- [DIRECTIVE]: Report only how many lines of the entries below contain the string "screenshot".

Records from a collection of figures
....................
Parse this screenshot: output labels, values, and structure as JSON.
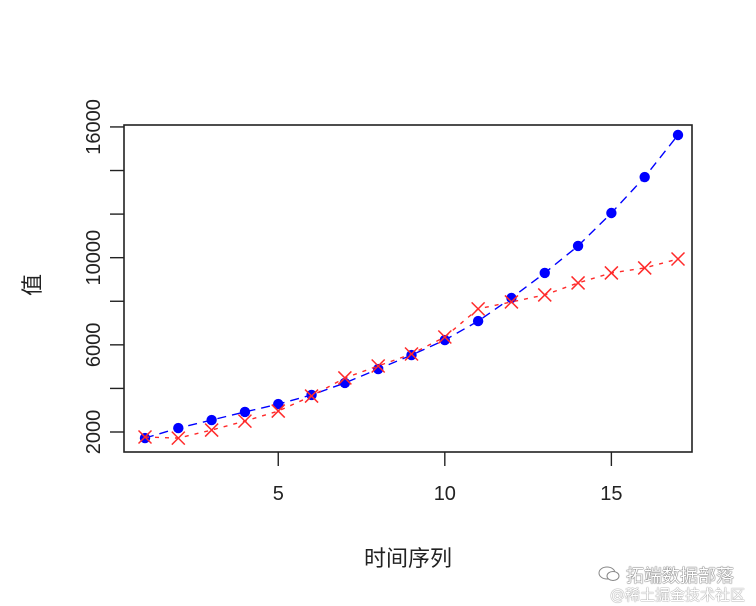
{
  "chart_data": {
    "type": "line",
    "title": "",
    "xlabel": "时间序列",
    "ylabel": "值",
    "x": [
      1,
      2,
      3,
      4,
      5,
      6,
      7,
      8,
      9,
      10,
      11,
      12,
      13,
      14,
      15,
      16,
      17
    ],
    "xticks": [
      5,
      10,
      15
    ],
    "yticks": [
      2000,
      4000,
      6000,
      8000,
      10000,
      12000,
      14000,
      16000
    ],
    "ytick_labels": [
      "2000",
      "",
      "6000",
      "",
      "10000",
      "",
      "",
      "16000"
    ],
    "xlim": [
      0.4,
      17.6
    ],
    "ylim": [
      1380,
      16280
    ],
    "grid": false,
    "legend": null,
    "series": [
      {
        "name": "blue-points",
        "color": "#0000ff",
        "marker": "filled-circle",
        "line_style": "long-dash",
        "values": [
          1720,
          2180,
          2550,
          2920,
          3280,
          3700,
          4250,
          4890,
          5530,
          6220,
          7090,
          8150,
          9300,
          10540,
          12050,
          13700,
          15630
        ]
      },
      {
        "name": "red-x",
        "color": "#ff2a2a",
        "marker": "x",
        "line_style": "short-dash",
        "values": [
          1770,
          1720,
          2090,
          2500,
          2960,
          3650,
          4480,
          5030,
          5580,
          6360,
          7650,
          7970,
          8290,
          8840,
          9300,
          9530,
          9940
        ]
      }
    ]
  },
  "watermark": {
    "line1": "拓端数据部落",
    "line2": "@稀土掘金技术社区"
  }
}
....................
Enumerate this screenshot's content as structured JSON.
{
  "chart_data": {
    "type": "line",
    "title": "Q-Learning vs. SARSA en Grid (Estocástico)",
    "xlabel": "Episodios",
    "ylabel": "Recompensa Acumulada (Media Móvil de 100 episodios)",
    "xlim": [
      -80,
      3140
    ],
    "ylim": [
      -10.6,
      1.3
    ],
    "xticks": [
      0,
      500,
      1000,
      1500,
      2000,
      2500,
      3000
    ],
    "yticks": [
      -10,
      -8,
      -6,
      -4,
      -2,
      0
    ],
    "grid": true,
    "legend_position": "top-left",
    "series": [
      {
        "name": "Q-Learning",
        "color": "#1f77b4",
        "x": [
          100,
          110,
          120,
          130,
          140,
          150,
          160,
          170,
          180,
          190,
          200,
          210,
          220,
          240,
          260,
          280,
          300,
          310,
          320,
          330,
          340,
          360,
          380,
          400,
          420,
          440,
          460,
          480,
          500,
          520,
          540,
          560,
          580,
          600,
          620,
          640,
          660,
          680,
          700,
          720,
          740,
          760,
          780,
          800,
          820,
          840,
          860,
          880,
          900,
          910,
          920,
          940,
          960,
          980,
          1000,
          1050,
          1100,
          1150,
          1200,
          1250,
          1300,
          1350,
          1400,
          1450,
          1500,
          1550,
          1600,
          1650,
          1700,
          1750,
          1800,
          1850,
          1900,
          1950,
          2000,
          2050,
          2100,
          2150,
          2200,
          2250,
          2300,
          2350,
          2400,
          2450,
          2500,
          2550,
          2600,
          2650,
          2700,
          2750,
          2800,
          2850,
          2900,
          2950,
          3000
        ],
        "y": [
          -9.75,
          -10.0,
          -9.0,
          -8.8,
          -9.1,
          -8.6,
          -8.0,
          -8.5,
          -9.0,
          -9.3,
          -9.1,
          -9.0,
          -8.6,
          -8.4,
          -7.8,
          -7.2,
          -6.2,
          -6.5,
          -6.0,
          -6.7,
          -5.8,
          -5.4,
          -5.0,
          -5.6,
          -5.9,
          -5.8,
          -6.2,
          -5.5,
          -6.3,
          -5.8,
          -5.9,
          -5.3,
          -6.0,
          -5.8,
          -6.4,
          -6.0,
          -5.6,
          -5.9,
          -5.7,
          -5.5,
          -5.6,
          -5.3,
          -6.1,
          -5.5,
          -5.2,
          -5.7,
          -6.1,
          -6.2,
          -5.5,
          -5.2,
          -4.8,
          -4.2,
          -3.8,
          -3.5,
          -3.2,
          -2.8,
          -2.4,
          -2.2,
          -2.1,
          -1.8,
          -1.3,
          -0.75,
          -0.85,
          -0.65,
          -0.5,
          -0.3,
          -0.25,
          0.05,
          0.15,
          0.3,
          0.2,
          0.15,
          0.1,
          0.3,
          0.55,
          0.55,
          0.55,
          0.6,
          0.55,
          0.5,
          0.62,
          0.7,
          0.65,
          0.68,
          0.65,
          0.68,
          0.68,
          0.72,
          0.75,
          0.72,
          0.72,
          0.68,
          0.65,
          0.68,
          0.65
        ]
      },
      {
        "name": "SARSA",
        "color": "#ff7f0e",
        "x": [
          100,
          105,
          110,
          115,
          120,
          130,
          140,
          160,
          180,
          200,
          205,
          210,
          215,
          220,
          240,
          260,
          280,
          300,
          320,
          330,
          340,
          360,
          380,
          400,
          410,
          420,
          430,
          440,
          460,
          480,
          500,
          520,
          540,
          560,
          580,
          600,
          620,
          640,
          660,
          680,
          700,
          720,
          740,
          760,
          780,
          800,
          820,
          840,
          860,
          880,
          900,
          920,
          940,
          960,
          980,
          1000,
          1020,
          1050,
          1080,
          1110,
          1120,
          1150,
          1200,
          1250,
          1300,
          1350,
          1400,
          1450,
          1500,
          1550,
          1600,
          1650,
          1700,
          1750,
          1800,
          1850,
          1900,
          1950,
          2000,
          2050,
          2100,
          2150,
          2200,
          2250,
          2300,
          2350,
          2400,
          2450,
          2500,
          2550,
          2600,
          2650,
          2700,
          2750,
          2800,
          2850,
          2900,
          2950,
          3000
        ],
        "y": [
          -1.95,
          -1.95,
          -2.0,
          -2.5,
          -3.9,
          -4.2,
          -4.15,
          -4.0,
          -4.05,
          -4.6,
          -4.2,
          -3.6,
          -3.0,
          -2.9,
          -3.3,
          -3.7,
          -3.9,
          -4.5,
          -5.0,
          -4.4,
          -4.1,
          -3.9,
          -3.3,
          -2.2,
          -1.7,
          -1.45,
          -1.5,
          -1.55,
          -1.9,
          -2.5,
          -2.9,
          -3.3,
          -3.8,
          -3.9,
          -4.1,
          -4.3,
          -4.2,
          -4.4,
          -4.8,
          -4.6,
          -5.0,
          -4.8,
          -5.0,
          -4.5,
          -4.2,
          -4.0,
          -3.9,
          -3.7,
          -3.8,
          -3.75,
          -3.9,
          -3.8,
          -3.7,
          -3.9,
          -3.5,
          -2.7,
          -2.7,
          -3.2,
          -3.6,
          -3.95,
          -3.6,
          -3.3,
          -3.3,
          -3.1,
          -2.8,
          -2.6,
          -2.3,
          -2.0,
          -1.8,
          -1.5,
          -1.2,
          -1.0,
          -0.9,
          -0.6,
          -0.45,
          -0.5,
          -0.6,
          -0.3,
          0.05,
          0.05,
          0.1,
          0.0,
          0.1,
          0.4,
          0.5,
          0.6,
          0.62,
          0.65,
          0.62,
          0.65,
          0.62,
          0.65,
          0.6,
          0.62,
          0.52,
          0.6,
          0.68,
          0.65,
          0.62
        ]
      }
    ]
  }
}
....................
- [OUTPUT OF THE TASK]: 2